Aim of the task:
The records below are made of lines; count those holding the word "laminar" and give the number only.
^^^^^^^^
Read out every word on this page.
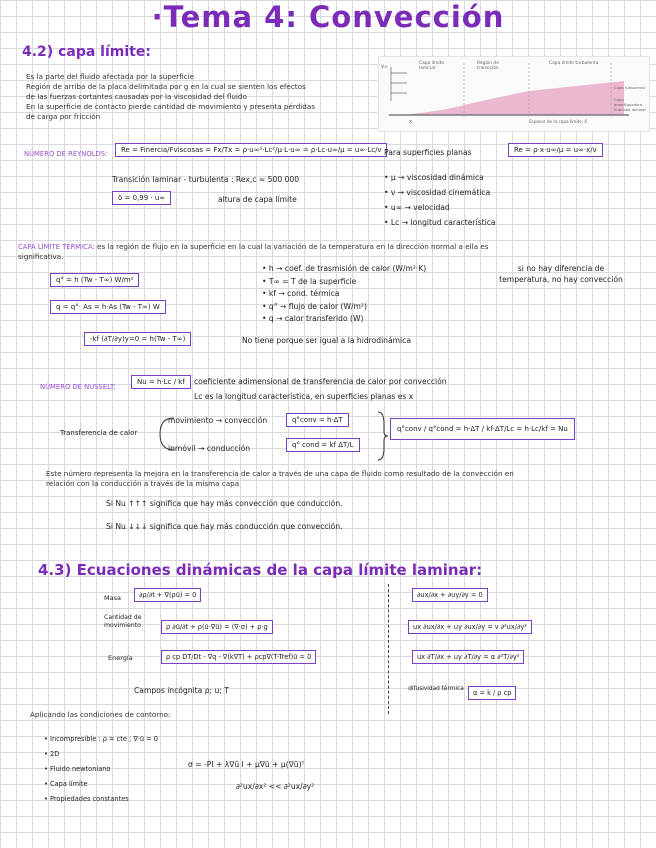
·Tema 4: Convección
4.2) capa límite:
Es la parte del fluido afectada por la superficie
Región de arriba de la placa delimitada por g en la cual se sienten los efectos
de las fuerzas cortantes causadas por la viscosidad del fluido
En la superficie de contacto pierde cantidad de movimiento y presenta pérdidas
de carga por fricción
Capa límite laminar
Región de transición
Capa límite turbulenta
Capa turbulenta
Capa amortiguadora
Subcapa laminar
Espesor de la capa límite, δ
V∞
x
NÚMERO DE REYNOLDS:	Re = Finercia/Fviscosas = Fx/Tx = ρ·u∞²·Lc²/μ·L·u∞ = ρ·Lc·u∞/μ = u∞·Lc/ν Para superficies planas	Re = ρ·x·u∞/μ = u∞·x/ν
Transición laminar - turbulenta : Rex,c ≈ 500 000
δ = 0,99 · u∞	altura de capa límite
• μ → viscosidad dinámica
• ν → viscosidad cinemática
• u∞ → velocidad
• Lc → longitud característica
CAPA LÍMITE TÉRMICA: es la región de flujo en la superficie en la cual la variación de la temperatura en la dirección normal a ella es
significativa.
q° = h (Tw - T∞) W/m²
q = q°· As = h·As (Tw - T∞) W
-kf (∂T/∂y)y=0 = h(Tw - T∞)
• h → coef. de trasmisión de calor (W/m²·K)
• T∞ = T de la superficie
• kf → cond. térmica
• q° → flujo de calor (W/m²)
• q → calor transferido (W)
si no hay diferencia de temperatura, no hay convección
No tiene porque ser igual a la hidrodinámica
NÚMERO DE NUSSELT:
Nu = h·Lc / kf	coeficiente adimensional de transferencia de calor por convección
Lc es la longitud característica, en superficies planas es x
Transferencia de calor
movimiento → convección
inmóvil → conducción
q°conv = h·ΔT
q° cond = kf ΔT/L
q°conv / q°cond = h·ΔT / kf·ΔT/Lc = h·Lc/kf = Nu
Este número representa la mejora en la transferencia de calor a través de una capa de fluido como resultado de la convección en
relación con la conducción a través de la misma capa
Si Nu ↑↑↑ significa que hay más convección que conducción.
Si Nu ↓↓↓ significa que hay más conducción que convección.
4.3) Ecuaciones dinámicas de la capa límite laminar:
Masa	∂ρ/∂t + ∇(ρū) = 0
Cantidad de movimiento	ρ ∂ū/∂t + ρ(ū·∇ū) = (∇·σ) + ρ·g
Energía	ρ cp DT/Dt - ∇q - ∇(k∇T) + ρcp∇(T-Tref)ū = 0
Campos incógnita ρ; u; T
∂ux/∂x + ∂uy/∂y = 0
ux ∂ux/∂x + uy ∂ux/∂y = ν ∂²ux/∂y²
ux ∂T/∂x + uy ∂T/∂y = α ∂²T/∂y²
difusividad térmica	α = k / ρ cp
Aplicando las condiciones de contorno:
• Incompresible : ρ = cte ; ∇·ū = 0
• 2D
• Fluido newtoniano
• Capa límite
• Propiedades constantes
σ = -PI + λ∇ū I + μ∇ū + μ(∇ū)ᵀ
∂²ux/∂x² << ∂²ux/∂y²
^^^^^^^^
Response to the exercise:
4